DO THIS:
Determine how many lines carry the word "nuevos". Output that number only.

THE INPUT:
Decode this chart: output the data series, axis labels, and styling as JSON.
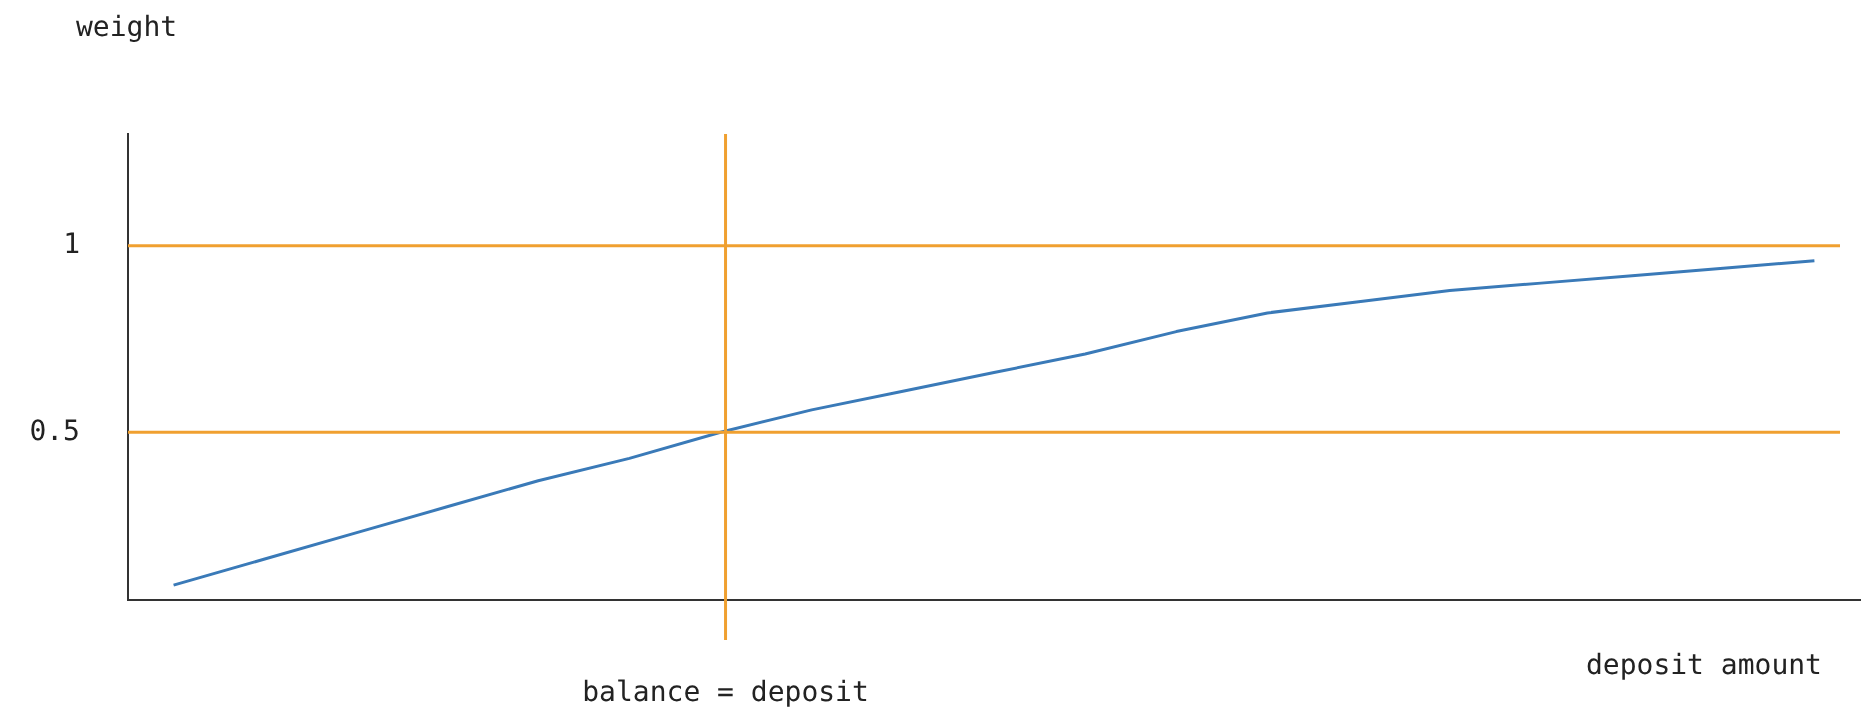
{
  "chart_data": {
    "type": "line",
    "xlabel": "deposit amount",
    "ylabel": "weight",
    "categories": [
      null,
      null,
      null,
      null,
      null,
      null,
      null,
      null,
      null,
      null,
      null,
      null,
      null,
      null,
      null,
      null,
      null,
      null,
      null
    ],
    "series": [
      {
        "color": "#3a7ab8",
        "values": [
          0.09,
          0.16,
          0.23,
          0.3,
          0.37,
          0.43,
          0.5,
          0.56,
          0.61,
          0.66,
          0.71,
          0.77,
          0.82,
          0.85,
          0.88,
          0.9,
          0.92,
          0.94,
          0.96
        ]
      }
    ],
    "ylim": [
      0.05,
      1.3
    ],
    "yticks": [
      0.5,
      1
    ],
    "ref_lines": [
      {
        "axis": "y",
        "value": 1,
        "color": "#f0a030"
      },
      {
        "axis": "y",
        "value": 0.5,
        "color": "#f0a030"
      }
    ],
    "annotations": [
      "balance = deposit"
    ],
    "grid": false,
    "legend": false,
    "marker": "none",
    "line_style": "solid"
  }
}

==

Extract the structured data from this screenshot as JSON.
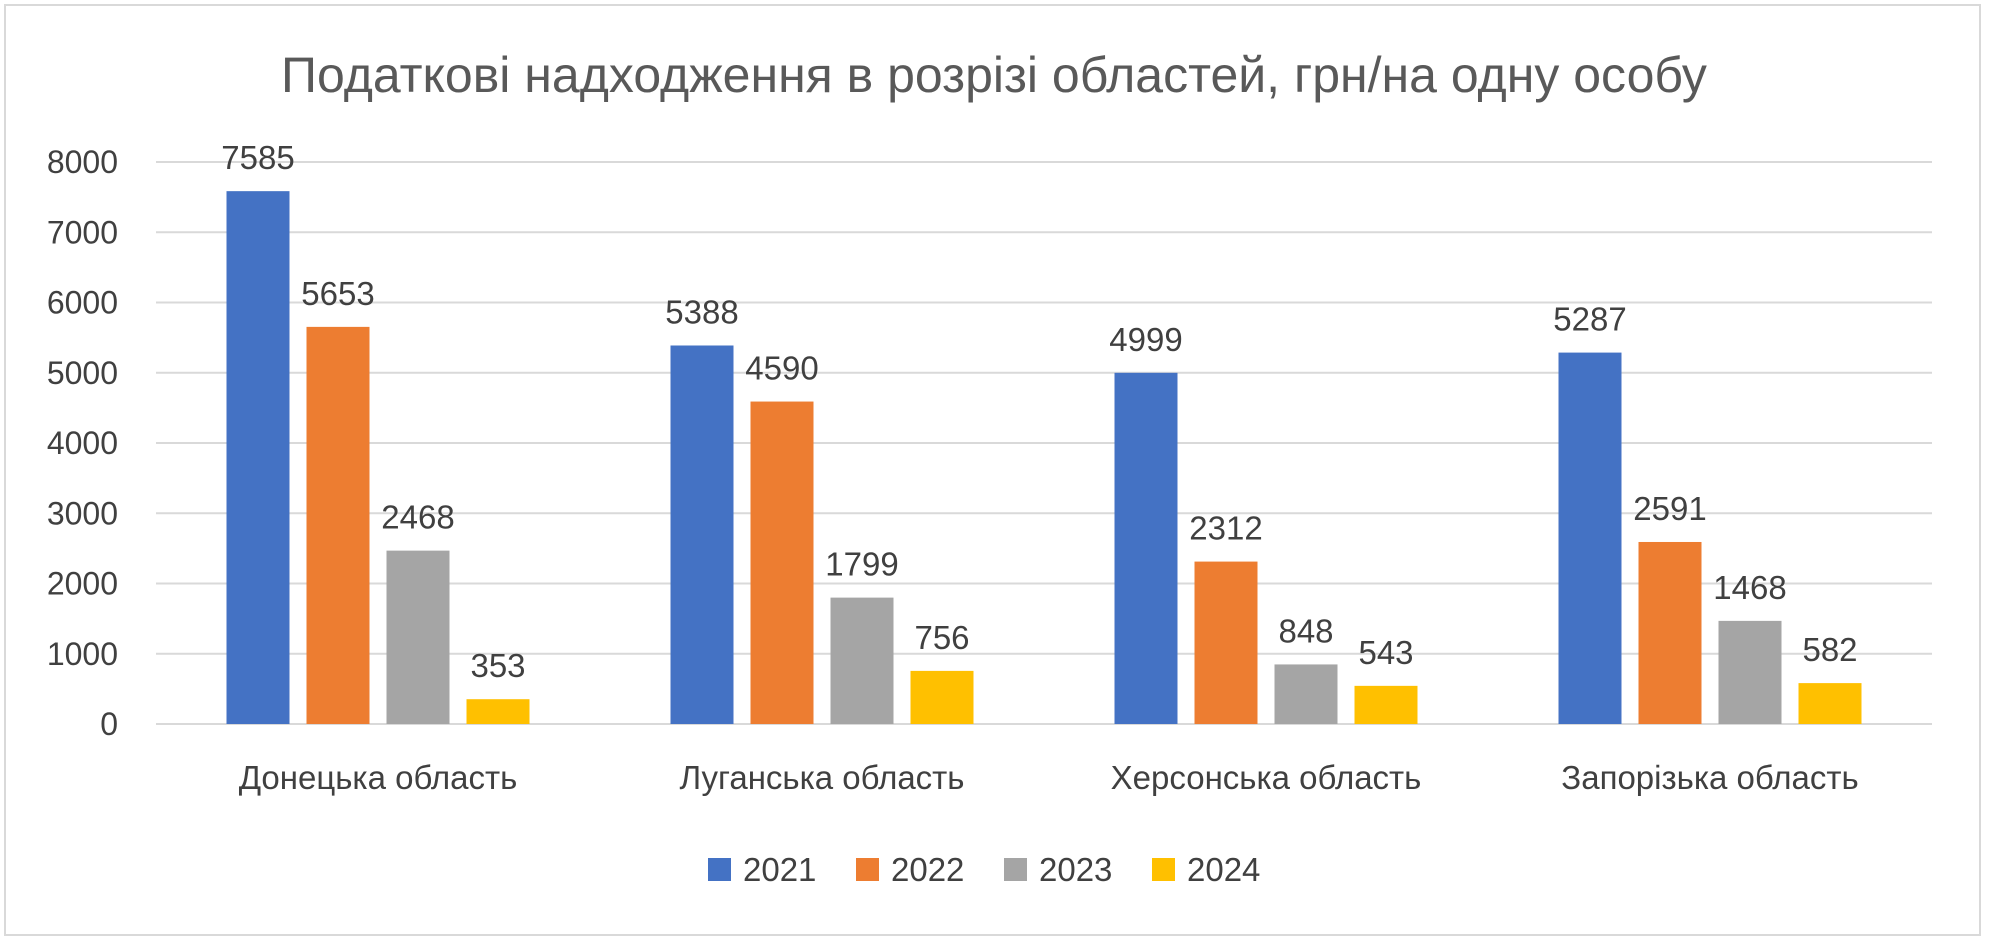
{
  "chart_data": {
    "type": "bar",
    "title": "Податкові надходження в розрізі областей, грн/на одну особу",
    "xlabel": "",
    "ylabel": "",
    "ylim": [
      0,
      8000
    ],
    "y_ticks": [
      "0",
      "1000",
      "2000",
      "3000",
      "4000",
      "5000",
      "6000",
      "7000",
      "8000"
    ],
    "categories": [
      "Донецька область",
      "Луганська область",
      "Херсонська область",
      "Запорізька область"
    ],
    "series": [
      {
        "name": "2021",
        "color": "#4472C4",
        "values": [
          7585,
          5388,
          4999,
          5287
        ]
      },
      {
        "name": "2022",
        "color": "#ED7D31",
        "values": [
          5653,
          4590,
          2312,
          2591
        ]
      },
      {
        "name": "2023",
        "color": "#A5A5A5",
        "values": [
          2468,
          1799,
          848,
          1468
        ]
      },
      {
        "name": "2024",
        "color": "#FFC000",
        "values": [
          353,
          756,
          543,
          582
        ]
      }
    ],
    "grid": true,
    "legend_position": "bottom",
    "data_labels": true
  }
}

==

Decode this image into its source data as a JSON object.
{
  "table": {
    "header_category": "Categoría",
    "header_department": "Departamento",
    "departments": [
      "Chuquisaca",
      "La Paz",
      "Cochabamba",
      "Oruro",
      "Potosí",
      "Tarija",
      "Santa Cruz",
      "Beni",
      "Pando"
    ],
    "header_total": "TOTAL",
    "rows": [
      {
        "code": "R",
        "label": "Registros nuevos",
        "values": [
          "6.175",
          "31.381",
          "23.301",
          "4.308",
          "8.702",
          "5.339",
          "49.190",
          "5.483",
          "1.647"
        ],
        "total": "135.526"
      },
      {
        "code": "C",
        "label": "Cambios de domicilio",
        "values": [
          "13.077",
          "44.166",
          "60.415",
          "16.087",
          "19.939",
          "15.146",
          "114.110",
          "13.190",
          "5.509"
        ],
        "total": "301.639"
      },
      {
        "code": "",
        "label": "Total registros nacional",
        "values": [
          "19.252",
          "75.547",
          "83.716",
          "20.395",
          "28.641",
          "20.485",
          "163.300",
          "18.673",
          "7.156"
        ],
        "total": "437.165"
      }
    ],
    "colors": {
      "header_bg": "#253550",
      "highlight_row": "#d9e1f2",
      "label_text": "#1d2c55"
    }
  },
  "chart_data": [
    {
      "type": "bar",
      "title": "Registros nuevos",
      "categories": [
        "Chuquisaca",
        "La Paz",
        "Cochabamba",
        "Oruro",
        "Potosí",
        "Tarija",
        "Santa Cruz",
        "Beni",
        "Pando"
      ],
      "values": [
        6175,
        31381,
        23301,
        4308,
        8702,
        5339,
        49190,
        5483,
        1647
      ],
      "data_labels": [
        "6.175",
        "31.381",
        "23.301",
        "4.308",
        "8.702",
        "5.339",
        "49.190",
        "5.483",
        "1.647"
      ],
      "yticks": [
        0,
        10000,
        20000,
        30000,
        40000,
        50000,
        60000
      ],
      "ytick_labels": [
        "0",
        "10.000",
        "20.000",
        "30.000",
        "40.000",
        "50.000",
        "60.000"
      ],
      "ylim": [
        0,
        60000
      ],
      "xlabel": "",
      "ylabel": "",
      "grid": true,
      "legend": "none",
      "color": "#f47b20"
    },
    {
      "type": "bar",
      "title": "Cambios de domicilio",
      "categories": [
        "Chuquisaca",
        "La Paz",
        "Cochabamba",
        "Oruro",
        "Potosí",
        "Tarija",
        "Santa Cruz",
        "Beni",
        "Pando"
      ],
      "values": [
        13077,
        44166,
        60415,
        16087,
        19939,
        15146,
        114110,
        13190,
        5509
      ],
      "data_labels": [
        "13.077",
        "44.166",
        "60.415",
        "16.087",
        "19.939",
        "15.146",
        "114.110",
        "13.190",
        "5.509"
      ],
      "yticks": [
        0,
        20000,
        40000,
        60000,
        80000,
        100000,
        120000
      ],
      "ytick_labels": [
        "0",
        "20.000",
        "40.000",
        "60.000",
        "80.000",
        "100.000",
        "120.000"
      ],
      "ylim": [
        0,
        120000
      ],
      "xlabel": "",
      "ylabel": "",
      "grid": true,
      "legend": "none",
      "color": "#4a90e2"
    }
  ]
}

SOLUTION FOR THIS TASK:
2